begin

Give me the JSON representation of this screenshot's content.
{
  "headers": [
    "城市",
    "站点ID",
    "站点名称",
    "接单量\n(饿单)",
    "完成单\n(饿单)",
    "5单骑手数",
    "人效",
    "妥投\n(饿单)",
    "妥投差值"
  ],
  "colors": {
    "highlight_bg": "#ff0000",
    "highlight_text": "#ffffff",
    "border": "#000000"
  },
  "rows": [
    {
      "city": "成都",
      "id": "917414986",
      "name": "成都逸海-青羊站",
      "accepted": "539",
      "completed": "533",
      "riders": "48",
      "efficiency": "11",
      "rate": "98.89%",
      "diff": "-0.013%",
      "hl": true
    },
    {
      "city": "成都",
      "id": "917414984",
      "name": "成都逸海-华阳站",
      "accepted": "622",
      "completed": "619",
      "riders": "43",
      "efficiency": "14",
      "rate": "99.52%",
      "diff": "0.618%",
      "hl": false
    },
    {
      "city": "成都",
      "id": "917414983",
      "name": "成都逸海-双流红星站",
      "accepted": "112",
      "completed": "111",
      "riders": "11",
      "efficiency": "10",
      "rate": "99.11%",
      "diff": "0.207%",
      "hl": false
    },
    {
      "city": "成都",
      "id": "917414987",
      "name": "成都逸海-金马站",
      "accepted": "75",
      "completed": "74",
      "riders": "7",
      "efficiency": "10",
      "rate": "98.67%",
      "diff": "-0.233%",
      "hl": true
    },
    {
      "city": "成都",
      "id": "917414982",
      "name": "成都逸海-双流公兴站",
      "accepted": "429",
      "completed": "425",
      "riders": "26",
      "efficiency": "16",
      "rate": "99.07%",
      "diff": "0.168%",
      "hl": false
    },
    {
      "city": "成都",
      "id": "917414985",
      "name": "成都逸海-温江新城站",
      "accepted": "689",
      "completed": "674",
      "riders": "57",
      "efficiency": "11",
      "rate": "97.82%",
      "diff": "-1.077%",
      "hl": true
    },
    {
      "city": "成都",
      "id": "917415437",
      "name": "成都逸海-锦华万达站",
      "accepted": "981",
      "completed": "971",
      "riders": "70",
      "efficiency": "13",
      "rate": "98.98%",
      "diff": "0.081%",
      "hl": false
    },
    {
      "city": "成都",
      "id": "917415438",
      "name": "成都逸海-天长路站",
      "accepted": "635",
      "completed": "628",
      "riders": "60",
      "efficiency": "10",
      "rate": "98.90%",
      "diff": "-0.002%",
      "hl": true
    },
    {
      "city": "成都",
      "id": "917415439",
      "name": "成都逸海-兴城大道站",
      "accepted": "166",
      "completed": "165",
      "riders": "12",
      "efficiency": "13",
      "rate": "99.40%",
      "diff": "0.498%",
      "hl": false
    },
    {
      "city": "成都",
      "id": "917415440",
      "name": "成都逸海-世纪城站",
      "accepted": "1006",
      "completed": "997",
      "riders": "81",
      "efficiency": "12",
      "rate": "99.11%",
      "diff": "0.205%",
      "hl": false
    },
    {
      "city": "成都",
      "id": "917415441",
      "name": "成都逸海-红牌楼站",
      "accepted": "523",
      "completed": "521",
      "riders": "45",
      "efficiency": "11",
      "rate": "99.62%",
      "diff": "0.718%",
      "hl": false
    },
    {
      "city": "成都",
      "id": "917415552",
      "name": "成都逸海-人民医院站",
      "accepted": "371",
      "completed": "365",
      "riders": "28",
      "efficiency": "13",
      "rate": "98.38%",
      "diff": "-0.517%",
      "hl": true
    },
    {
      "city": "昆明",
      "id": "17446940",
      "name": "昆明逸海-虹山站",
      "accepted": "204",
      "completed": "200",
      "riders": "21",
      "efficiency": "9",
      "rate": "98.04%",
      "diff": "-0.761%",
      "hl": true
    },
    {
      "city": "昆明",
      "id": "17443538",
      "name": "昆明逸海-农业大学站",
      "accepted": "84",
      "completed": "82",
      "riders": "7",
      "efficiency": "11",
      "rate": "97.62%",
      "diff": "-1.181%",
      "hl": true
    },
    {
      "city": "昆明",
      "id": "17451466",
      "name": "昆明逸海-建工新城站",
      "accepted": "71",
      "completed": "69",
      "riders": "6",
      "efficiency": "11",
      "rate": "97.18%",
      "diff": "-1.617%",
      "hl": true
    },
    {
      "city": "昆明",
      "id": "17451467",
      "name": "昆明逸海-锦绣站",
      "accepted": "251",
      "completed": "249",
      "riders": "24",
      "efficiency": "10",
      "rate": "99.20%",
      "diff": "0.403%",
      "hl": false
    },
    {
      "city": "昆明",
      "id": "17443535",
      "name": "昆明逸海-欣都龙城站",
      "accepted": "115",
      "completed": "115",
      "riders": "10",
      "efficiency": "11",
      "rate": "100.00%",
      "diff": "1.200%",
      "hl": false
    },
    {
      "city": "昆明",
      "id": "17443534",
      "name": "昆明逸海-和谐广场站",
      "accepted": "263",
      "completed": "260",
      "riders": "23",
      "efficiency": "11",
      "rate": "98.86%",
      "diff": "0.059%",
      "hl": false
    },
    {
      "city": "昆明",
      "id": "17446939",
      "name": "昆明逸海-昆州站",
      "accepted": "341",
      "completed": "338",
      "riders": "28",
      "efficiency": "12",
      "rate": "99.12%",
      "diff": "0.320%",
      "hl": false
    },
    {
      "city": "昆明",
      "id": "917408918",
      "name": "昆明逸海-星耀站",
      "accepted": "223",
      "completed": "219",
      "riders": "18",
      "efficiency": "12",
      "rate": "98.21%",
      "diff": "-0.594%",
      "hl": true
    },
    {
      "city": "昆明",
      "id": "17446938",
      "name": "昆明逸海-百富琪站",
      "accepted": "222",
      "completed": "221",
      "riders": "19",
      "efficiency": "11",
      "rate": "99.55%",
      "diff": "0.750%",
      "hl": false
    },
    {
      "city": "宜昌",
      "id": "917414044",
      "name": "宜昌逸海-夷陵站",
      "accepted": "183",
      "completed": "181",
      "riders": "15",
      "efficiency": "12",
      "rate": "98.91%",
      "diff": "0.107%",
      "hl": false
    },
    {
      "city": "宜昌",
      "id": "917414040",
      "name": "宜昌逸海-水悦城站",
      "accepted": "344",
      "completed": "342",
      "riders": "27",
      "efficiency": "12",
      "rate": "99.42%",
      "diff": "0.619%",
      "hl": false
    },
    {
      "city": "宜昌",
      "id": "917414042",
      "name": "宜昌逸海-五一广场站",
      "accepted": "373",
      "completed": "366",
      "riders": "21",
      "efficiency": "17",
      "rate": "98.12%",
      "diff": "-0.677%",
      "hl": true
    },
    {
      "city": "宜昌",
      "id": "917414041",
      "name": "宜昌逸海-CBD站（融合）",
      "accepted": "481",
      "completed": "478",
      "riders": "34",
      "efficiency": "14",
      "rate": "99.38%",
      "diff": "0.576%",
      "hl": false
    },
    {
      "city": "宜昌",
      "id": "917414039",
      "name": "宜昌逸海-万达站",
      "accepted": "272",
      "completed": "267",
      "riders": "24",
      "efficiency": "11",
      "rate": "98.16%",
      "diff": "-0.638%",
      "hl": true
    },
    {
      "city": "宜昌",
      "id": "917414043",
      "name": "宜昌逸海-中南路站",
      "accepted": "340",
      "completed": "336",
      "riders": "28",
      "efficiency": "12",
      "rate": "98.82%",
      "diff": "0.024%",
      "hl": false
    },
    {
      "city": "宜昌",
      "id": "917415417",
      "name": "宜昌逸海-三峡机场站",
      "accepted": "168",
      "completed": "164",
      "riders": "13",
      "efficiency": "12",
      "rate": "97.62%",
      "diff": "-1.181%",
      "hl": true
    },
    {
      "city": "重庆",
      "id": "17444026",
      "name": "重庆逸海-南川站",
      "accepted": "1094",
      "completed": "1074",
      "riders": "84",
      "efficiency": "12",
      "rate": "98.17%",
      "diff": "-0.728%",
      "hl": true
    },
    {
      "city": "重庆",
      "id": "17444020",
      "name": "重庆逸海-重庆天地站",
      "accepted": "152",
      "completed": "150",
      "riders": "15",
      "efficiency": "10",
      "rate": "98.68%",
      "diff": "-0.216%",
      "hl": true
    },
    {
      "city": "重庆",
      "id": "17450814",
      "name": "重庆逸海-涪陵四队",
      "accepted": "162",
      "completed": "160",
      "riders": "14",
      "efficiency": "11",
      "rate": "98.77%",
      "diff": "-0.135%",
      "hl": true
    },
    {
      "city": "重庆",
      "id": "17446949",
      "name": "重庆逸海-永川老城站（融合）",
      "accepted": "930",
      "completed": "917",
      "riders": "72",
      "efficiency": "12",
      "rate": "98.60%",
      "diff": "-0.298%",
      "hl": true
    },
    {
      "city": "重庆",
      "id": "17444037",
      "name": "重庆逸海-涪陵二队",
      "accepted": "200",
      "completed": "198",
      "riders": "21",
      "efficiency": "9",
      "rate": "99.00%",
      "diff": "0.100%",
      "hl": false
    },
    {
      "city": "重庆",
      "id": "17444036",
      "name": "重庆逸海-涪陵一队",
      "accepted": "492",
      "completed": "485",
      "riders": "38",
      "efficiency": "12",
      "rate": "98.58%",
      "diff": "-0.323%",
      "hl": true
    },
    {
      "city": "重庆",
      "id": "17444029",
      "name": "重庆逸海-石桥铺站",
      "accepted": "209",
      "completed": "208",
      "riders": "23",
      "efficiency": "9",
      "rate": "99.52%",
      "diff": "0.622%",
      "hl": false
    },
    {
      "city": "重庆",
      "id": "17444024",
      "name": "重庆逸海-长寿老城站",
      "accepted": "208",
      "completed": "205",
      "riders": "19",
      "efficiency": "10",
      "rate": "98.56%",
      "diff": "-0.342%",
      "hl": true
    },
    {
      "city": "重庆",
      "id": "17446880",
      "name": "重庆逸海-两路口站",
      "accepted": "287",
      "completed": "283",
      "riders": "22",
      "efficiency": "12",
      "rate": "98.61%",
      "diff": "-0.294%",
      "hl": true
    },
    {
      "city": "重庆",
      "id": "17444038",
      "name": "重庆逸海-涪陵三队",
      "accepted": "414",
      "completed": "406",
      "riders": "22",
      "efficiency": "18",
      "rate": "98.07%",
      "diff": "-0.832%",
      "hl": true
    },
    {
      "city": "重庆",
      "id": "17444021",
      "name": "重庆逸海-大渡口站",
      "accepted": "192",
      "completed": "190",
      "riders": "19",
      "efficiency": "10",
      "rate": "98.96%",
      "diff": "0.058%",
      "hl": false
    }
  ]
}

end

**Problem details**
Which lines contain the word "宜昌逸海"? Copy each of them.

**Answer for this exercise**
      "name": "宜昌逸海-夷陵站",
      "name": "宜昌逸海-水悦城站",
      "name": "宜昌逸海-五一广场站",
      "name": "宜昌逸海-CBD站（融合）",
      "name": "宜昌逸海-万达站",
      "name": "宜昌逸海-中南路站",
      "name": "宜昌逸海-三峡机场站",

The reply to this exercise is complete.